• [PFLICHTAUFGABE A]:
Beantworte die folgenden Fragen anhand des Textauszugs über Robotik und maschinelles Lernen.
(i) Wobei kann die KI-Technik laut Einleitung helfen, Störungen zu vermeiden?
(ii) Was muss mit allen Robotersystemen regelmäßig geschehen, damit sie präzise arbeiten?
(iii) Wofür steht die Kurzbezeichnung Kirk?

Wie Robotik und Logistik vom maschinellen Lernen profitieren
Anwendungen künstlicher Intelligenz (KI) werden immer konkreter. Die Technik kann helfen, Roboter zu kalibrieren und Störungen in Lieferketten zu vermeiden.
Roboter erfreuen sich längst nicht mehr nur in der Automobilproduktion zunehmender Beliebtheit. Das gilt insbesondere für einfache Lösungen, die von Anwendern leicht zu konfigurieren sind. Allen Systemen gleich ist allerdings, dass sie regelmäßig kalibriert werden müssen, damit sie präzise arbeiten. Genau das soll im Rahmen des Forschungs- und Entwicklungsprojekts zur KI-basierten Roboterkalibrierung – kurz Kirk – vereinfacht werden. Konkret werden dabei durch maschinelles Lernen softwaregetriebene Kalibriermethoden für Industrieroboter entwickelt, um deren Genauigkeit im Betrieb zu verbessern.

• [ANGEZEIGTE EINTRÄGE]:
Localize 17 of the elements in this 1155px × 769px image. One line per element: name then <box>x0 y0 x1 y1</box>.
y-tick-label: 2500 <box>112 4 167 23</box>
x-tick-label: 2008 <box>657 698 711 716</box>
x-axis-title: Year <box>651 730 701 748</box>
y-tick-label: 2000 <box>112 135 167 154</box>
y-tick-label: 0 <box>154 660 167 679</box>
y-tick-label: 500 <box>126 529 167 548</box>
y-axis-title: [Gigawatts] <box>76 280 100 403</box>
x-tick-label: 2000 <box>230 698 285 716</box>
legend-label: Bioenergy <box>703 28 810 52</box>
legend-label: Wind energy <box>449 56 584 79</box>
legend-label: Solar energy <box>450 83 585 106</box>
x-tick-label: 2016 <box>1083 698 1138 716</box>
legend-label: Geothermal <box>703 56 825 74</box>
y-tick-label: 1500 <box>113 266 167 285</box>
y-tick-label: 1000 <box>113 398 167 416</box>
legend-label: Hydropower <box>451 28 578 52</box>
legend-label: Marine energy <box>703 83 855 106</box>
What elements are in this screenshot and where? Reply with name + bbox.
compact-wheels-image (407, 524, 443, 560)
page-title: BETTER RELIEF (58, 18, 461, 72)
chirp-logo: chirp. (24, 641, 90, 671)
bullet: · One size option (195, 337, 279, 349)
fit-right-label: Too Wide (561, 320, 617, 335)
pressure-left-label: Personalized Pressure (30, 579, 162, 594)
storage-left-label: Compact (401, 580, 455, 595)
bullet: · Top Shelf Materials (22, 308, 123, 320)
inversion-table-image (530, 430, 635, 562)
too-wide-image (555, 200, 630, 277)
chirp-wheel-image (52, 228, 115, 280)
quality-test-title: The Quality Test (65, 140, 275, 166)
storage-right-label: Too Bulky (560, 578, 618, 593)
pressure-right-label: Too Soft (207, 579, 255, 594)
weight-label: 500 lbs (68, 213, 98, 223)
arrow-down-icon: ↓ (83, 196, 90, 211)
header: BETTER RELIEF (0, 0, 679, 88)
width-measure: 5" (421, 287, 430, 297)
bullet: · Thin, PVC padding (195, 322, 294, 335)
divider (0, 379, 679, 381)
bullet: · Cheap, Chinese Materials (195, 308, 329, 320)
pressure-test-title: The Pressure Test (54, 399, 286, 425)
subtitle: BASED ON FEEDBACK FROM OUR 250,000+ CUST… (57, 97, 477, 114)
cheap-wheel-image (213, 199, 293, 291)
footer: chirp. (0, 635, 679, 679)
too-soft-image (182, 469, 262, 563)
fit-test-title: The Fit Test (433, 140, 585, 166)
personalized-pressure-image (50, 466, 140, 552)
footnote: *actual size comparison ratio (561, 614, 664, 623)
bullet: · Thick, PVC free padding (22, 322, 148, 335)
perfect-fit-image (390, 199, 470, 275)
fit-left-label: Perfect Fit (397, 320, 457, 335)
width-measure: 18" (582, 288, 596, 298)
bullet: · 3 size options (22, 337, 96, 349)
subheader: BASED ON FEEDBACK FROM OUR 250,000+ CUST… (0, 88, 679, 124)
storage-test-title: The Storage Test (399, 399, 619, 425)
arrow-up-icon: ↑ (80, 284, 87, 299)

• [PFLICHTAUFGABE B]: Ermittle jede Zeile der Einträge, in der die Zeichenfolge „bullet“ vorkommt, und gib diese Zeilen unverändert wieder.

• [ERGEBNIS A]:
(i) Bei Lieferketten.
(ii) Sie müssen kalibriert werden.
(iii) Für das Forschungs- und Entwicklungsprojekt zur KI-basierten Roboterkalibrierung.

• [ERGEBNIS B]:
bullet: · One size option (195, 337, 279, 349)
bullet: · Top Shelf Materials (22, 308, 123, 320)
bullet: · Thin, PVC padding (195, 322, 294, 335)
bullet: · Cheap, Chinese Materials (195, 308, 329, 320)
bullet: · Thick, PVC free padding (22, 322, 148, 335)
bullet: · 3 size options (22, 337, 96, 349)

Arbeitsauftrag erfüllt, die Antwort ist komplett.